[Stored entries]
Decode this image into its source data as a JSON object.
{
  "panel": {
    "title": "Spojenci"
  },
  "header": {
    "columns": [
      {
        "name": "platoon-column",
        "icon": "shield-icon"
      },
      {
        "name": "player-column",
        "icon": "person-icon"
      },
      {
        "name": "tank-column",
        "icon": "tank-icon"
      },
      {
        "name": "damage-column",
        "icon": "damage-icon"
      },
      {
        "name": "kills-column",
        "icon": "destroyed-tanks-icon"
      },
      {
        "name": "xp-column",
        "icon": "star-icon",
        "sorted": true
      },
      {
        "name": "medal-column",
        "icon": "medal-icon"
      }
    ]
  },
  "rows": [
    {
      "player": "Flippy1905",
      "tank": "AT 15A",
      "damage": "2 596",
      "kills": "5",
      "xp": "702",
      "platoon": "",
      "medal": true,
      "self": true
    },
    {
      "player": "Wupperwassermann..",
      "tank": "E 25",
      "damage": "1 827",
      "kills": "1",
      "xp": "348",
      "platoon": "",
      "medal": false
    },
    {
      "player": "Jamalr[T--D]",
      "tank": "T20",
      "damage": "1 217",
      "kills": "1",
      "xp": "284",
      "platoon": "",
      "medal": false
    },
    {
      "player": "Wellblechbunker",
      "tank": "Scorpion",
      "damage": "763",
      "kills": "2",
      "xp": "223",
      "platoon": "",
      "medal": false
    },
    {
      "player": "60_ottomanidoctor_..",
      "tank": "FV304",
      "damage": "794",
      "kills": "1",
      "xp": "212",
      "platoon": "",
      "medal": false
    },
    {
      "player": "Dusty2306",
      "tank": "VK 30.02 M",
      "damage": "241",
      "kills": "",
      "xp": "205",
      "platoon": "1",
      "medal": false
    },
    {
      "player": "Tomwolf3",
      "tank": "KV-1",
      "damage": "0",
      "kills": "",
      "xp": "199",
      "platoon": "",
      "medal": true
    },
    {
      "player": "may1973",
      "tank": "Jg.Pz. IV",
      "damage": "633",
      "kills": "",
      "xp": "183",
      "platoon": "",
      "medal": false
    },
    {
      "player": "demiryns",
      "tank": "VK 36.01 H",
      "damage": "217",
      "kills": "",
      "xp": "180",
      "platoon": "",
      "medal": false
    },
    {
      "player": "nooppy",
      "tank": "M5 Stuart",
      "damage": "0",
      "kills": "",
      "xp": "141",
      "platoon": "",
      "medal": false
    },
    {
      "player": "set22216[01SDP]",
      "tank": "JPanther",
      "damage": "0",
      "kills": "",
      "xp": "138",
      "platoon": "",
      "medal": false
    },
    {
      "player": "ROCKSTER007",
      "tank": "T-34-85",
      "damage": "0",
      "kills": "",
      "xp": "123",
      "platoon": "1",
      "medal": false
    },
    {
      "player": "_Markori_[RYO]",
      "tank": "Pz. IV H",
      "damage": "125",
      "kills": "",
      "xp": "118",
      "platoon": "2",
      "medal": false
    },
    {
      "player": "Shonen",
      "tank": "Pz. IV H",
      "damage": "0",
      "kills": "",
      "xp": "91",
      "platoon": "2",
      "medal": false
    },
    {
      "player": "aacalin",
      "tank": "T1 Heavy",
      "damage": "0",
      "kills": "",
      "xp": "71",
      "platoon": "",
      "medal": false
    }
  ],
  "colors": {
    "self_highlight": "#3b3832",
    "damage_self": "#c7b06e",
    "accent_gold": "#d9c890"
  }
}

Written task: Word for word, write out all of the data above.

Response to the task:
Decode this image into its source data as a JSON object.
{
  "panel": {
    "title": "Spojenci"
  },
  "header": {
    "columns": [
      {
        "name": "platoon-column",
        "icon": "shield-icon"
      },
      {
        "name": "player-column",
        "icon": "person-icon"
      },
      {
        "name": "tank-column",
        "icon": "tank-icon"
      },
      {
        "name": "damage-column",
        "icon": "damage-icon"
      },
      {
        "name": "kills-column",
        "icon": "destroyed-tanks-icon"
      },
      {
        "name": "xp-column",
        "icon": "star-icon",
        "sorted": true
      },
      {
        "name": "medal-column",
        "icon": "medal-icon"
      }
    ]
  },
  "rows": [
    {
      "player": "Flippy1905",
      "tank": "AT 15A",
      "damage": "2 596",
      "kills": "5",
      "xp": "702",
      "platoon": "",
      "medal": true,
      "self": true
    },
    {
      "player": "Wupperwassermann..",
      "tank": "E 25",
      "damage": "1 827",
      "kills": "1",
      "xp": "348",
      "platoon": "",
      "medal": false
    },
    {
      "player": "Jamalr[T--D]",
      "tank": "T20",
      "damage": "1 217",
      "kills": "1",
      "xp": "284",
      "platoon": "",
      "medal": false
    },
    {
      "player": "Wellblechbunker",
      "tank": "Scorpion",
      "damage": "763",
      "kills": "2",
      "xp": "223",
      "platoon": "",
      "medal": false
    },
    {
      "player": "60_ottomanidoctor_..",
      "tank": "FV304",
      "damage": "794",
      "kills": "1",
      "xp": "212",
      "platoon": "",
      "medal": false
    },
    {
      "player": "Dusty2306",
      "tank": "VK 30.02 M",
      "damage": "241",
      "kills": "",
      "xp": "205",
      "platoon": "1",
      "medal": false
    },
    {
      "player": "Tomwolf3",
      "tank": "KV-1",
      "damage": "0",
      "kills": "",
      "xp": "199",
      "platoon": "",
      "medal": true
    },
    {
      "player": "may1973",
      "tank": "Jg.Pz. IV",
      "damage": "633",
      "kills": "",
      "xp": "183",
      "platoon": "",
      "medal": false
    },
    {
      "player": "demiryns",
      "tank": "VK 36.01 H",
      "damage": "217",
      "kills": "",
      "xp": "180",
      "platoon": "",
      "medal": false
    },
    {
      "player": "nooppy",
      "tank": "M5 Stuart",
      "damage": "0",
      "kills": "",
      "xp": "141",
      "platoon": "",
      "medal": false
    },
    {
      "player": "set22216[01SDP]",
      "tank": "JPanther",
      "damage": "0",
      "kills": "",
      "xp": "138",
      "platoon": "",
      "medal": false
    },
    {
      "player": "ROCKSTER007",
      "tank": "T-34-85",
      "damage": "0",
      "kills": "",
      "xp": "123",
      "platoon": "1",
      "medal": false
    },
    {
      "player": "_Markori_[RYO]",
      "tank": "Pz. IV H",
      "damage": "125",
      "kills": "",
      "xp": "118",
      "platoon": "2",
      "medal": false
    },
    {
      "player": "Shonen",
      "tank": "Pz. IV H",
      "damage": "0",
      "kills": "",
      "xp": "91",
      "platoon": "2",
      "medal": false
    },
    {
      "player": "aacalin",
      "tank": "T1 Heavy",
      "damage": "0",
      "kills": "",
      "xp": "71",
      "platoon": "",
      "medal": false
    }
  ],
  "colors": {
    "self_highlight": "#3b3832",
    "damage_self": "#c7b06e",
    "accent_gold": "#d9c890"
  }
}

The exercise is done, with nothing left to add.